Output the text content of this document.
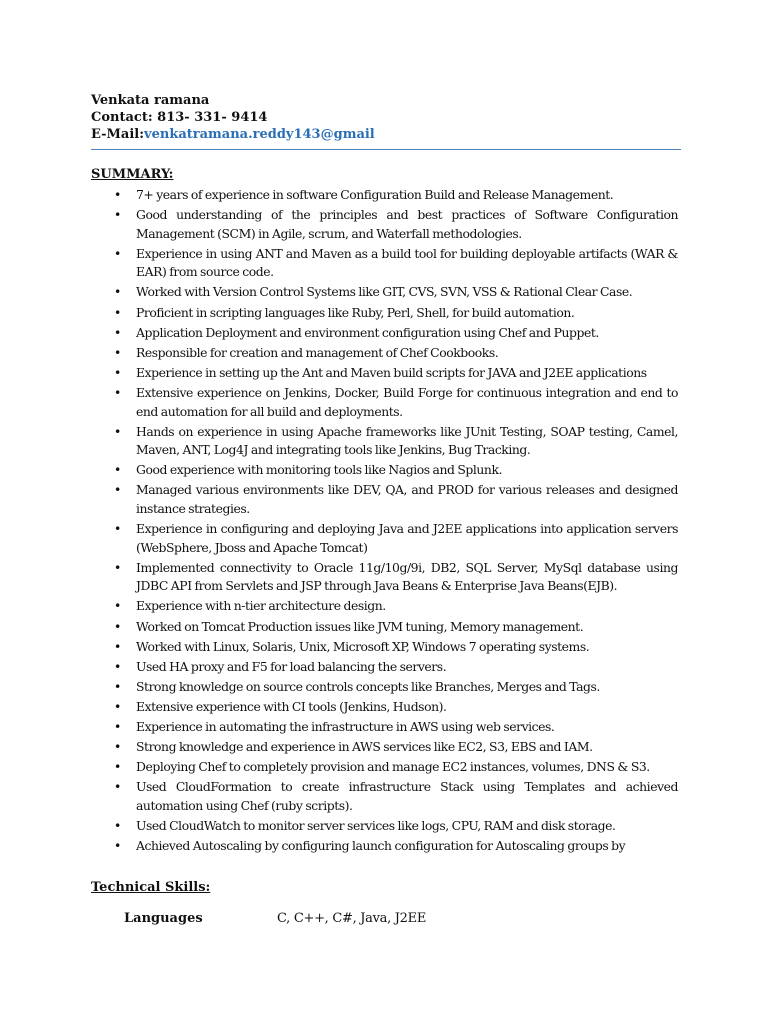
Venkata ramana
Contact: 813- 331- 9414
E-Mail:venkatramana.reddy143@gmail
SUMMARY:
• 7+ years of experience in software Configuration Build and Release Management.
• Good understanding of the principles and best practices of Software Configuration Management (SCM) in Agile, scrum, and Waterfall methodologies.
• Experience in using ANT and Maven as a build tool for building deployable artifacts (WAR & EAR) from source code.
• Worked with Version Control Systems like GIT, CVS, SVN, VSS & Rational Clear Case.
• Proficient in scripting languages like Ruby, Perl, Shell, for build automation.
• Application Deployment and environment configuration using Chef and Puppet.
• Responsible for creation and management of Chef Cookbooks.
• Experience in setting up the Ant and Maven build scripts for JAVA and J2EE applications
• Extensive experience on Jenkins, Docker, Build Forge for continuous integration and end to end automation for all build and deployments.
• Hands on experience in using Apache frameworks like JUnit Testing, SOAP testing, Camel, Maven, ANT, Log4J and integrating tools like Jenkins, Bug Tracking.
• Good experience with monitoring tools like Nagios and Splunk.
• Managed various environments like DEV, QA, and PROD for various releases and designed instance strategies.
• Experience in configuring and deploying Java and J2EE applications into application servers (WebSphere, Jboss and Apache Tomcat)
• Implemented connectivity to Oracle 11g/10g/9i, DB2, SQL Server, MySql database using JDBC API from Servlets and JSP through Java Beans & Enterprise Java Beans(EJB).
• Experience with n-tier architecture design.
• Worked on Tomcat Production issues like JVM tuning, Memory management.
• Worked with Linux, Solaris, Unix, Microsoft XP, Windows 7 operating systems.
• Used HA proxy and F5 for load balancing the servers.
• Strong knowledge on source controls concepts like Branches, Merges and Tags.
• Extensive experience with CI tools (Jenkins, Hudson).
• Experience in automating the infrastructure in AWS using web services.
• Strong knowledge and experience in AWS services like EC2, S3, EBS and IAM.
• Deploying Chef to completely provision and manage EC2 instances, volumes, DNS & S3.
• Used CloudFormation to create infrastructure Stack using Templates and achieved automation using Chef (ruby scripts).
• Used CloudWatch to monitor server services like logs, CPU, RAM and disk storage.
• Achieved Autoscaling by configuring launch configuration for Autoscaling groups by
Technical Skills:
Languages	C, C++, C#, Java, J2EE
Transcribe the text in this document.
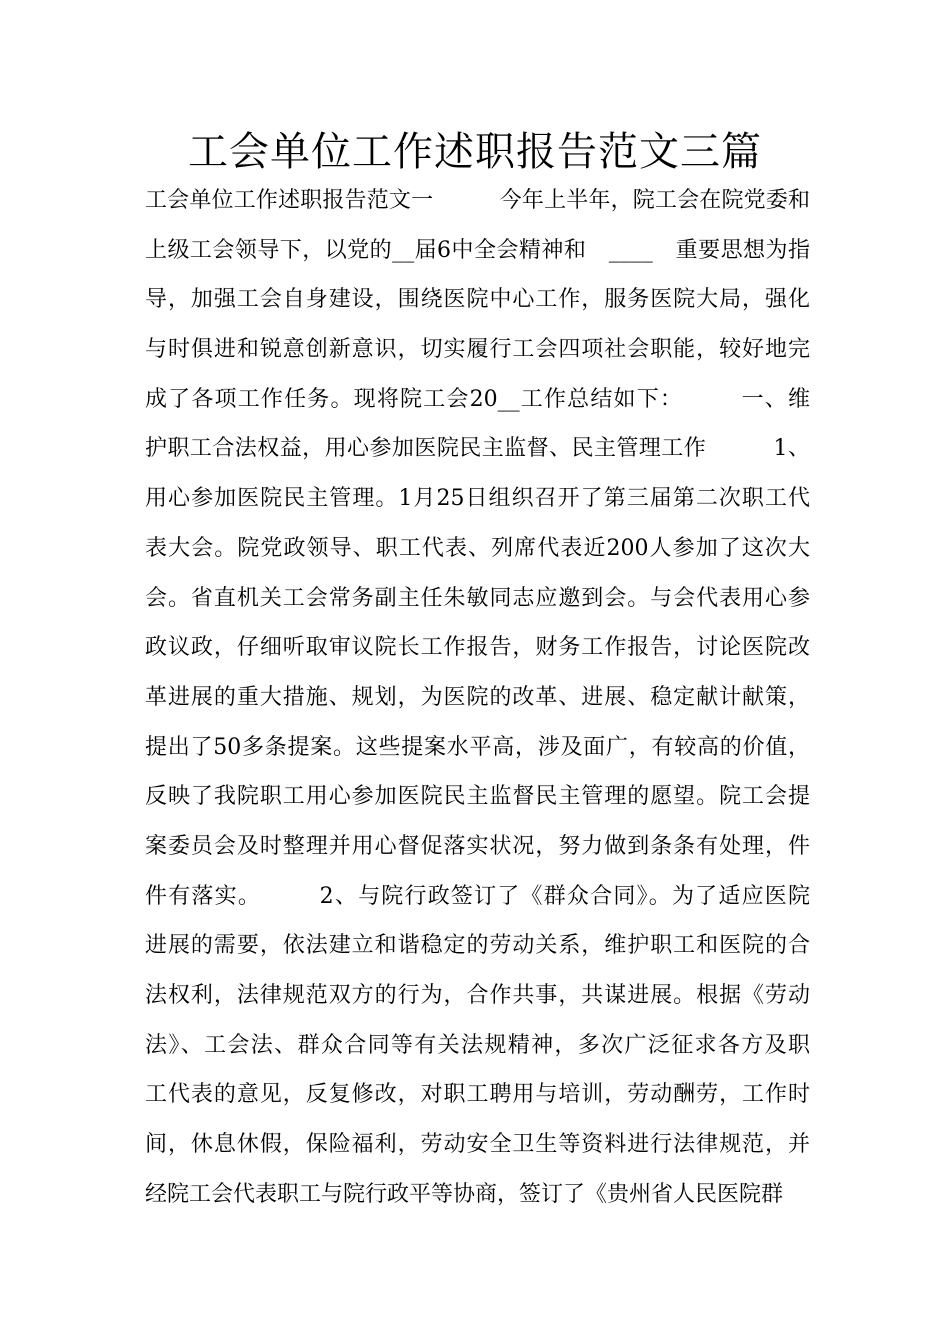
工会单位工作述职报告范文三篇
工会单位工作述职报告范文一　　　今年上半年，院工会在院党委和
上级工会领导下，以党的__届6中全会精神和　____　重要思想为指
导，加强工会自身建设，围绕医院中心工作，服务医院大局，强化
与时俱进和锐意创新意识，切实履行工会四项社会职能，较好地完
成了各项工作任务。现将院工会20__工作总结如下：　　　一、维
护职工合法权益，用心参加医院民主监督、民主管理工作　　　1、
用心参加医院民主管理。1月25日组织召开了第三届第二次职工代
表大会。院党政领导、职工代表、列席代表近200人参加了这次大
会。省直机关工会常务副主任朱敏同志应邀到会。与会代表用心参
政议政，仔细听取审议院长工作报告，财务工作报告，讨论医院改
革进展的重大措施、规划，为医院的改革、进展、稳定献计献策，
提出了50多条提案。这些提案水平高，涉及面广，有较高的价值，
反映了我院职工用心参加医院民主监督民主管理的愿望。院工会提
案委员会及时整理并用心督促落实状况，努力做到条条有处理，件
件有落实。　　　2、与院行政签订了《群众合同》。为了适应医院
进展的需要，依法建立和谐稳定的劳动关系，维护职工和医院的合
法权利，法律规范双方的行为，合作共事，共谋进展。根据《劳动
法》、工会法、群众合同等有关法规精神，多次广泛征求各方及职
工代表的意见，反复修改，对职工聘用与培训，劳动酬劳，工作时
间，休息休假，保险福利，劳动安全卫生等资料进行法律规范，并
经院工会代表职工与院行政平等协商，签订了《贵州省人民医院群
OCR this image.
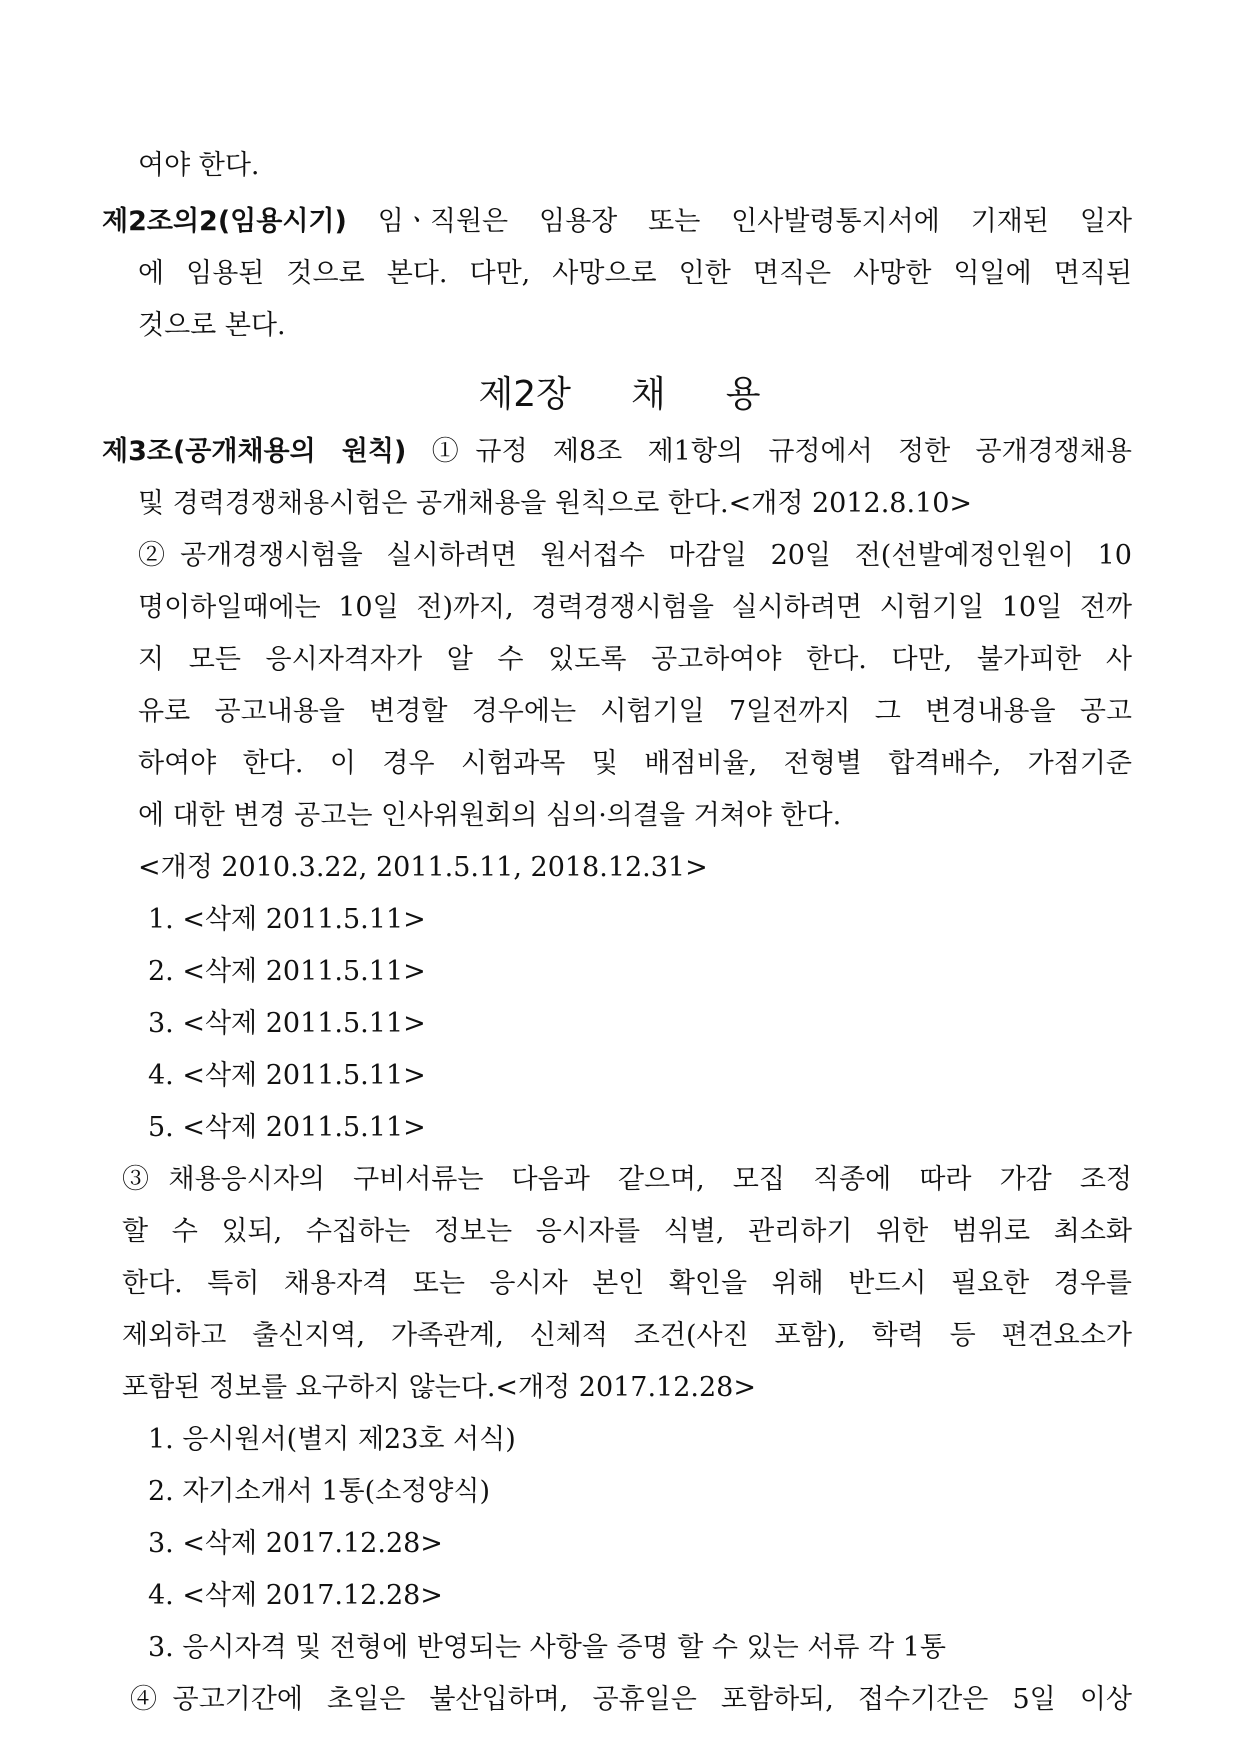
여야 한다.
제2조의2(임용시기) 임ㆍ직원은 임용장 또는 인사발령통지서에 기재된 일자
에 임용된 것으로 본다. 다만, 사망으로 인한 면직은 사망한 익일에 면직된
것으로 본다.
제2장 채 용
제3조(공개채용의 원칙) ①규정 제8조 제1항의 규정에서 정한 공개경쟁채용
및 경력경쟁채용시험은 공개채용을 원칙으로 한다.<개정 2012.8.10>
②공개경쟁시험을 실시하려면 원서접수 마감일 20일 전(선발예정인원이 10
명이하일때에는 10일 전)까지, 경력경쟁시험을 실시하려면 시험기일 10일 전까
지 모든 응시자격자가 알 수 있도록 공고하여야 한다. 다만, 불가피한 사
유로 공고내용을 변경할 경우에는 시험기일 7일전까지 그 변경내용을 공고
하여야 한다. 이 경우 시험과목 및 배점비율, 전형별 합격배수, 가점기준
에 대한 변경 공고는 인사위원회의 심의·의결을 거쳐야 한다.
<개정 2010.3.22, 2011.5.11, 2018.12.31>
1. <삭제 2011.5.11>
2. <삭제 2011.5.11>
3. <삭제 2011.5.11>
4. <삭제 2011.5.11>
5. <삭제 2011.5.11>
③채용응시자의 구비서류는 다음과 같으며, 모집 직종에 따라 가감 조정
할 수 있되, 수집하는 정보는 응시자를 식별, 관리하기 위한 범위로 최소화
한다. 특히 채용자격 또는 응시자 본인 확인을 위해 반드시 필요한 경우를
제외하고 출신지역, 가족관계, 신체적 조건(사진 포함), 학력 등 편견요소가
포함된 정보를 요구하지 않는다.<개정 2017.12.28>
1. 응시원서(별지 제23호 서식)
2. 자기소개서 1통(소정양식)
3. <삭제 2017.12.28>
4. <삭제 2017.12.28>
3. 응시자격 및 전형에 반영되는 사항을 증명 할 수 있는 서류 각 1통
④공고기간에 초일은 불산입하며, 공휴일은 포함하되, 접수기간은 5일 이상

——

**Directions for this task**
Only a number is wanted here: how many lines in the data above include the string "Chef"?

**Written response**
4